>> BEGIN

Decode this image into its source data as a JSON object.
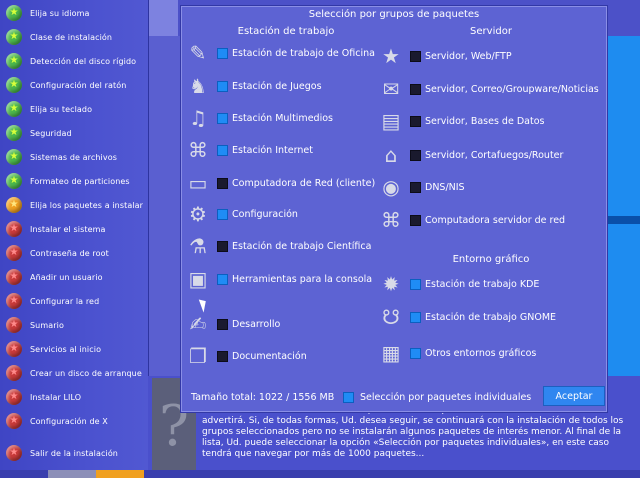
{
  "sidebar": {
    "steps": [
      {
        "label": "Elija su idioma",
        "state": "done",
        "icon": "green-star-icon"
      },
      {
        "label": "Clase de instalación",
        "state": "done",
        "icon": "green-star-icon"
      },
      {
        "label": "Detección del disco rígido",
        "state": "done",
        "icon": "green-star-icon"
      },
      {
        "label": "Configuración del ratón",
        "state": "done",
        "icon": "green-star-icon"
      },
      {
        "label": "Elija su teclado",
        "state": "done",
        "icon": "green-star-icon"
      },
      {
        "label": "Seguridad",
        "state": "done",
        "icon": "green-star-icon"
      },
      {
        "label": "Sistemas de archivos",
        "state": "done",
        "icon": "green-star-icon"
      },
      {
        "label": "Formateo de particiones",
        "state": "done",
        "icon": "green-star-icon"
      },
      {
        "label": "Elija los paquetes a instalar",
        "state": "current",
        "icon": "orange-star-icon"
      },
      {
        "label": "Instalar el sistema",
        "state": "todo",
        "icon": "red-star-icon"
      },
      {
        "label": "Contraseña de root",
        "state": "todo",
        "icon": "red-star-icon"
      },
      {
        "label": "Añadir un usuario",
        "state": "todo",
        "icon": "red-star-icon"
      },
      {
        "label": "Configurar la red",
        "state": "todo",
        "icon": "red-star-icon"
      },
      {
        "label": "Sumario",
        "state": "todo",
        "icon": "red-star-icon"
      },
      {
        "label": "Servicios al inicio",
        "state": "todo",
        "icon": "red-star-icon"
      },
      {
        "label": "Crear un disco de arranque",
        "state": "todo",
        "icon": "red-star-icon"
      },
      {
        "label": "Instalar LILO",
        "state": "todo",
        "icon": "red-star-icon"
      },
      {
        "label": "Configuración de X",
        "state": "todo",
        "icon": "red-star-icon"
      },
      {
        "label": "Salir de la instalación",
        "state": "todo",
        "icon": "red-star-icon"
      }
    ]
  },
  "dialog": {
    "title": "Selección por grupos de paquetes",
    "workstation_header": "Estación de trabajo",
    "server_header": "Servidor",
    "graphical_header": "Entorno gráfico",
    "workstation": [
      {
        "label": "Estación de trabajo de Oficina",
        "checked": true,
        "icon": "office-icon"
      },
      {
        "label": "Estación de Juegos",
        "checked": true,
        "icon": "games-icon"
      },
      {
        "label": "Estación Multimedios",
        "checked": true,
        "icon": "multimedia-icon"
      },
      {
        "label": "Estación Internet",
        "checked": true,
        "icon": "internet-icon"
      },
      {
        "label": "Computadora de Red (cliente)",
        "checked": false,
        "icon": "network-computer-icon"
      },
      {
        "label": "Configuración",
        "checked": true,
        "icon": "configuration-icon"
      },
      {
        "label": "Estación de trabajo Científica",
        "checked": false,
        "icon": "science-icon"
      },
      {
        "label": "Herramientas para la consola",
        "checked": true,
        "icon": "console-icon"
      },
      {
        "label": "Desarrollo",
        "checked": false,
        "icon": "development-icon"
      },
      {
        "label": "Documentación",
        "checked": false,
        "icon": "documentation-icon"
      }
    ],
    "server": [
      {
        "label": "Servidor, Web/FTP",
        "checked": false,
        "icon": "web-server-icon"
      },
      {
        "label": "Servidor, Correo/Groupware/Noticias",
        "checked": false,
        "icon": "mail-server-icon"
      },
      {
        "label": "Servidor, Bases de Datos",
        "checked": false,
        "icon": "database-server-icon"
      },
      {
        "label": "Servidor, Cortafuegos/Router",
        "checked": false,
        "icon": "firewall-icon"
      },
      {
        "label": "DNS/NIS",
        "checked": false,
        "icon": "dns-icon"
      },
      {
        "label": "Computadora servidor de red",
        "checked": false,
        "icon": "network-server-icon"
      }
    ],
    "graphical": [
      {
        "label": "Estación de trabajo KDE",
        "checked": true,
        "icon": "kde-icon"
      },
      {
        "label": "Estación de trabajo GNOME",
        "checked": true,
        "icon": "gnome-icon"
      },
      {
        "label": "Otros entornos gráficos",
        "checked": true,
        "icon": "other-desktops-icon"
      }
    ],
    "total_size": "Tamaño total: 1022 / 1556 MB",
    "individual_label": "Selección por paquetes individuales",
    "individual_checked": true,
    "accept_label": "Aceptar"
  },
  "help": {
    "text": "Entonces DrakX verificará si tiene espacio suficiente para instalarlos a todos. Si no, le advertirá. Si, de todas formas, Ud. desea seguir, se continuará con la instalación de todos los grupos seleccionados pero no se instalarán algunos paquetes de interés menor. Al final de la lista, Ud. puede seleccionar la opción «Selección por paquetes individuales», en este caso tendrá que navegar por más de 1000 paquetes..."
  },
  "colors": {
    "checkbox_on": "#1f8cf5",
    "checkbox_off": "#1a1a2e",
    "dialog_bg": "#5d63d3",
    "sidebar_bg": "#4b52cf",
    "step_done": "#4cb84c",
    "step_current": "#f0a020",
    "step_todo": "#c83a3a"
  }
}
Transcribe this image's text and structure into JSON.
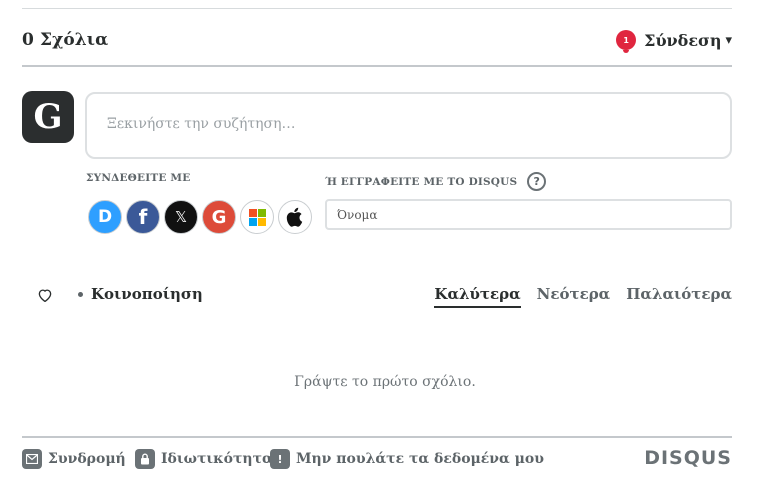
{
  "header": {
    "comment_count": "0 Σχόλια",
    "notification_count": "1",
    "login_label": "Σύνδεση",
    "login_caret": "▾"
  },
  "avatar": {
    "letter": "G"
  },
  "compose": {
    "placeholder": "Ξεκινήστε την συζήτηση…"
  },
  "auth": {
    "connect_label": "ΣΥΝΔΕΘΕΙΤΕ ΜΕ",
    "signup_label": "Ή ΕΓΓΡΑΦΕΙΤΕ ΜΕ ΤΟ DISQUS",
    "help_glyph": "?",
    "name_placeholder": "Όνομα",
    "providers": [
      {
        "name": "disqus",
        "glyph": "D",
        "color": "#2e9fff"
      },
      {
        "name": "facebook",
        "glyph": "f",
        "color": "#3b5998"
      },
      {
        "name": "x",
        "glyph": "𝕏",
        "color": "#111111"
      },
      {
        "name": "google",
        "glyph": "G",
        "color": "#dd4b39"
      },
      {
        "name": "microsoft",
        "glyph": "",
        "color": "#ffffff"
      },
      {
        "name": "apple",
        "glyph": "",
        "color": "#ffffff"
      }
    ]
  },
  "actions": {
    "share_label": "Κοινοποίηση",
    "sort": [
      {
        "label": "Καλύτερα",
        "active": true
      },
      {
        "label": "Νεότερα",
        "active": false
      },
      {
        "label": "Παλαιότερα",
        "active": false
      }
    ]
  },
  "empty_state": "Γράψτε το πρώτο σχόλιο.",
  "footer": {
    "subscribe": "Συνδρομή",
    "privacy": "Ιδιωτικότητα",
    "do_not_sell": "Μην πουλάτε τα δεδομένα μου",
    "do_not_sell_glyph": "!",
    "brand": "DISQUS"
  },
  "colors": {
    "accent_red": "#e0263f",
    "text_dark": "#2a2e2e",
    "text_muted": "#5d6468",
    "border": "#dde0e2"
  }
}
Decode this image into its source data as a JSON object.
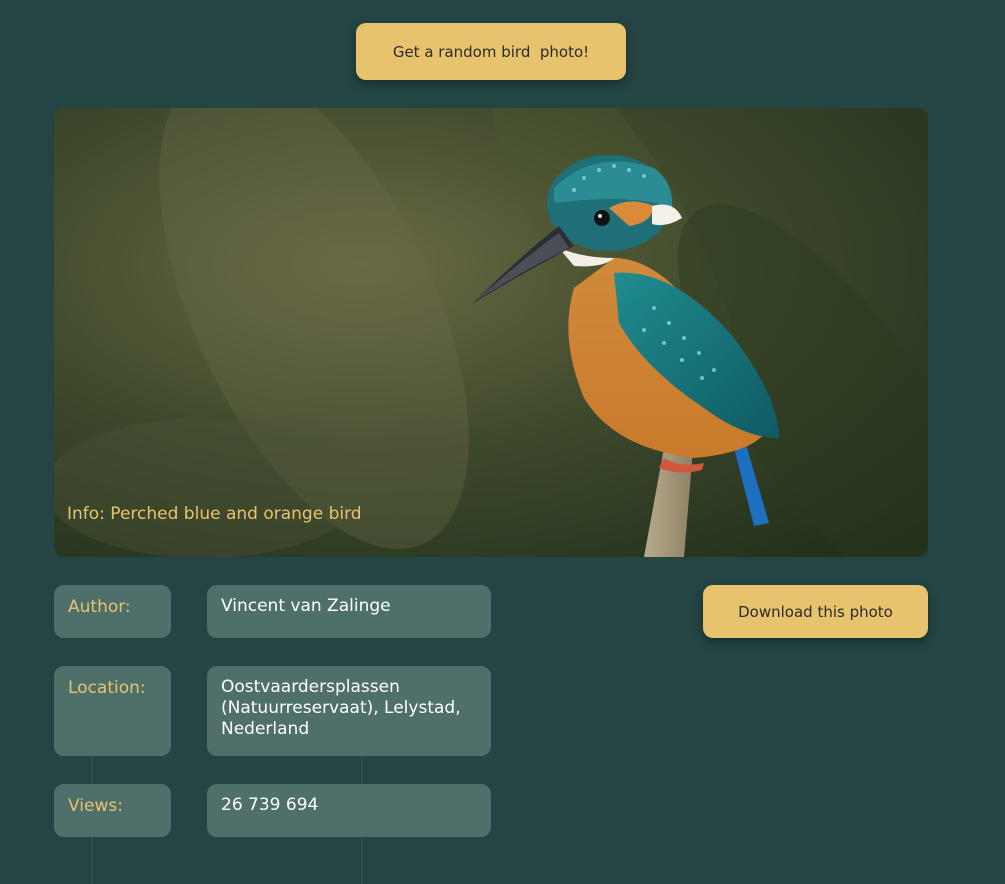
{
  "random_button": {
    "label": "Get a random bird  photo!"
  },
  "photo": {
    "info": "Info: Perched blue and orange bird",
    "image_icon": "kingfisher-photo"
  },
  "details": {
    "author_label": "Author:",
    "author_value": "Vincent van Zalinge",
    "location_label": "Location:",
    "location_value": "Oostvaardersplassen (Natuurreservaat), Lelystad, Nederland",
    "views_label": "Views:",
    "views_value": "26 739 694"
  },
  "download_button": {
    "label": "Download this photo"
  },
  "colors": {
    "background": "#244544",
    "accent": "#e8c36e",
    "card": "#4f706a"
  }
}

>> END

Show every line above in which the word "orange" occurs.

▶ **Answer to the task**
        "icon": "orange-star-icon"
    "info": "Info: Perched blue and orange bird",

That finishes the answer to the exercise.